**WRITTEN TASK:** Reproduce the whole listing, character for character.

**GIVEN INFORMATION:**
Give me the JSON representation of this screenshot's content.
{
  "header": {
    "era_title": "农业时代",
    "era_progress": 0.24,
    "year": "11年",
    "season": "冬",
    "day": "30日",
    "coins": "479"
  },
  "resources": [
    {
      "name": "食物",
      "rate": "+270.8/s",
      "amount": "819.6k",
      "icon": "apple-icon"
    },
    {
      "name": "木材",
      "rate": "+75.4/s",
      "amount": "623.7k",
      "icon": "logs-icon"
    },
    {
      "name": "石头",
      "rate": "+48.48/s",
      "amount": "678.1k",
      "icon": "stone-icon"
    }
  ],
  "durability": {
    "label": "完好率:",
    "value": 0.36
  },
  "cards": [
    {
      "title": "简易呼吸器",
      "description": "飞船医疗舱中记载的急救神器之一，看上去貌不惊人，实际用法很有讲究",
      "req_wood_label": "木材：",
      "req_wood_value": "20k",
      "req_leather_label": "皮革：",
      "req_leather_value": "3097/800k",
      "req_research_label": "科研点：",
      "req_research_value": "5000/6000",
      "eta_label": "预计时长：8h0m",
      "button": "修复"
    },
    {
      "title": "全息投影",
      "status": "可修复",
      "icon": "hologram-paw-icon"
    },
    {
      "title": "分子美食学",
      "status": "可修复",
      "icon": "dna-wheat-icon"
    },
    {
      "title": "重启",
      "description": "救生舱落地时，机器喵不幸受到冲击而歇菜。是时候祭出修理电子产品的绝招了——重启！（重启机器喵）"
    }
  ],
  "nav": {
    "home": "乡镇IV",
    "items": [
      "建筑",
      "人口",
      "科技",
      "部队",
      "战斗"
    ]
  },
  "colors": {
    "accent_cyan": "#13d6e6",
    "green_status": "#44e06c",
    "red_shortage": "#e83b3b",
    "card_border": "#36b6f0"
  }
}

**IN RESPONSE:**
Give me the JSON representation of this screenshot's content.
{
  "header": {
    "era_title": "农业时代",
    "era_progress": 0.24,
    "year": "11年",
    "season": "冬",
    "day": "30日",
    "coins": "479"
  },
  "resources": [
    {
      "name": "食物",
      "rate": "+270.8/s",
      "amount": "819.6k",
      "icon": "apple-icon"
    },
    {
      "name": "木材",
      "rate": "+75.4/s",
      "amount": "623.7k",
      "icon": "logs-icon"
    },
    {
      "name": "石头",
      "rate": "+48.48/s",
      "amount": "678.1k",
      "icon": "stone-icon"
    }
  ],
  "durability": {
    "label": "完好率:",
    "value": 0.36
  },
  "cards": [
    {
      "title": "简易呼吸器",
      "description": "飞船医疗舱中记载的急救神器之一，看上去貌不惊人，实际用法很有讲究",
      "req_wood_label": "木材：",
      "req_wood_value": "20k",
      "req_leather_label": "皮革：",
      "req_leather_value": "3097/800k",
      "req_research_label": "科研点：",
      "req_research_value": "5000/6000",
      "eta_label": "预计时长：8h0m",
      "button": "修复"
    },
    {
      "title": "全息投影",
      "status": "可修复",
      "icon": "hologram-paw-icon"
    },
    {
      "title": "分子美食学",
      "status": "可修复",
      "icon": "dna-wheat-icon"
    },
    {
      "title": "重启",
      "description": "救生舱落地时，机器喵不幸受到冲击而歇菜。是时候祭出修理电子产品的绝招了——重启！（重启机器喵）"
    }
  ],
  "nav": {
    "home": "乡镇IV",
    "items": [
      "建筑",
      "人口",
      "科技",
      "部队",
      "战斗"
    ]
  },
  "colors": {
    "accent_cyan": "#13d6e6",
    "green_status": "#44e06c",
    "red_shortage": "#e83b3b",
    "card_border": "#36b6f0"
  }
}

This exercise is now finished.